**Entradas almacenadas:**
════════
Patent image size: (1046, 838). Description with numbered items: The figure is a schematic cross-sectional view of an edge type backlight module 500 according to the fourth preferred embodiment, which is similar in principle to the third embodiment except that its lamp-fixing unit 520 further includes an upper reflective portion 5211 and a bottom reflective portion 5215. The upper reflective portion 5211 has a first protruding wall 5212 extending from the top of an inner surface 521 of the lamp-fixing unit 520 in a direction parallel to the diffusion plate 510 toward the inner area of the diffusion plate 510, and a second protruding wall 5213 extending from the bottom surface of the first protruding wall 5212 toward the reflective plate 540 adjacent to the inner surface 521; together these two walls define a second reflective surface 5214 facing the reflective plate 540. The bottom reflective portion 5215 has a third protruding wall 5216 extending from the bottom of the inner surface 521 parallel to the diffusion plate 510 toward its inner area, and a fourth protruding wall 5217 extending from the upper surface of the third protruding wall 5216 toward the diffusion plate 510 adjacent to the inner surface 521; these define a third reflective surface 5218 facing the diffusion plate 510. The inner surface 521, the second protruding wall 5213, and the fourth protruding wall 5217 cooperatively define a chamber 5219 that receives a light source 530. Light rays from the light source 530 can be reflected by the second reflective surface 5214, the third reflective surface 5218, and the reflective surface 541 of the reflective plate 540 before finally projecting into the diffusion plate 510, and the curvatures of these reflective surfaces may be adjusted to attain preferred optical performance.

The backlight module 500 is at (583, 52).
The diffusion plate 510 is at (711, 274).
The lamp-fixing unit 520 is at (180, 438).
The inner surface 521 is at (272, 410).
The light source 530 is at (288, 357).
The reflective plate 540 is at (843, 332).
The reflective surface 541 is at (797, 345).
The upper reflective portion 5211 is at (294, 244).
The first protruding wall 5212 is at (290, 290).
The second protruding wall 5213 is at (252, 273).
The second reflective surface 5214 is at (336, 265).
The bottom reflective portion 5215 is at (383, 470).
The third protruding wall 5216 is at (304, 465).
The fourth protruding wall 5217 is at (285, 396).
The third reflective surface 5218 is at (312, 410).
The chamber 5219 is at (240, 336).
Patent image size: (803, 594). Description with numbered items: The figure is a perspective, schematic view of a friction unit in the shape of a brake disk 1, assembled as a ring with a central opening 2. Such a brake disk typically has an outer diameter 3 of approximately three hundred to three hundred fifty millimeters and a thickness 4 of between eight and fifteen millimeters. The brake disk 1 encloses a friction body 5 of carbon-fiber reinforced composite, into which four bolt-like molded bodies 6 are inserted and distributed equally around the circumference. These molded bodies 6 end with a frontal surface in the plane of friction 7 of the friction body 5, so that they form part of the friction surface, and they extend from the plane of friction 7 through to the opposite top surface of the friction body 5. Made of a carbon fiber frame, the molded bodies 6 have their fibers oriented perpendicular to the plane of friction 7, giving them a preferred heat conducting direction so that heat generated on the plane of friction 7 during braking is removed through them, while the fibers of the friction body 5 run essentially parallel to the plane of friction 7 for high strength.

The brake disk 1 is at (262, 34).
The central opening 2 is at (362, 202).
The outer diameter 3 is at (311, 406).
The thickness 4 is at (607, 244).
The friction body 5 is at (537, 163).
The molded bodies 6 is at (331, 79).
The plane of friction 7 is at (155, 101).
════════
Copia de nuevo las entradas desde el comienzo hasta la línea que contiene "The backlight module 500 is at (583, 52).", ambas incluidas, y cambia "edge type" por "edge-lit" sin modificar nada más.

**RESPUESTA ESCRITA:**
Patent image size: (1046, 838). Description with numbered items: The figure is a schematic cross-sectional view of an edge-lit backlight module 500 according to the fourth preferred embodiment, which is similar in principle to the third embodiment except that its lamp-fixing unit 520 further includes an upper reflective portion 5211 and a bottom reflective portion 5215. The upper reflective portion 5211 has a first protruding wall 5212 extending from the top of an inner surface 521 of the lamp-fixing unit 520 in a direction parallel to the diffusion plate 510 toward the inner area of the diffusion plate 510, and a second protruding wall 5213 extending from the bottom surface of the first protruding wall 5212 toward the reflective plate 540 adjacent to the inner surface 521; together these two walls define a second reflective surface 5214 facing the reflective plate 540. The bottom reflective portion 5215 has a third protruding wall 5216 extending from the bottom of the inner surface 521 parallel to the diffusion plate 510 toward its inner area, and a fourth protruding wall 5217 extending from the upper surface of the third protruding wall 5216 toward the diffusion plate 510 adjacent to the inner surface 521; these define a third reflective surface 5218 facing the diffusion plate 510. The inner surface 521, the second protruding wall 5213, and the fourth protruding wall 5217 cooperatively define a chamber 5219 that receives a light source 530. Light rays from the light source 530 can be reflected by the second reflective surface 5214, the third reflective surface 5218, and the reflective surface 541 of the reflective plate 540 before finally projecting into the diffusion plate 510, and the curvatures of these reflective surfaces may be adjusted to attain preferred optical performance.

The backlight module 500 is at (583, 52).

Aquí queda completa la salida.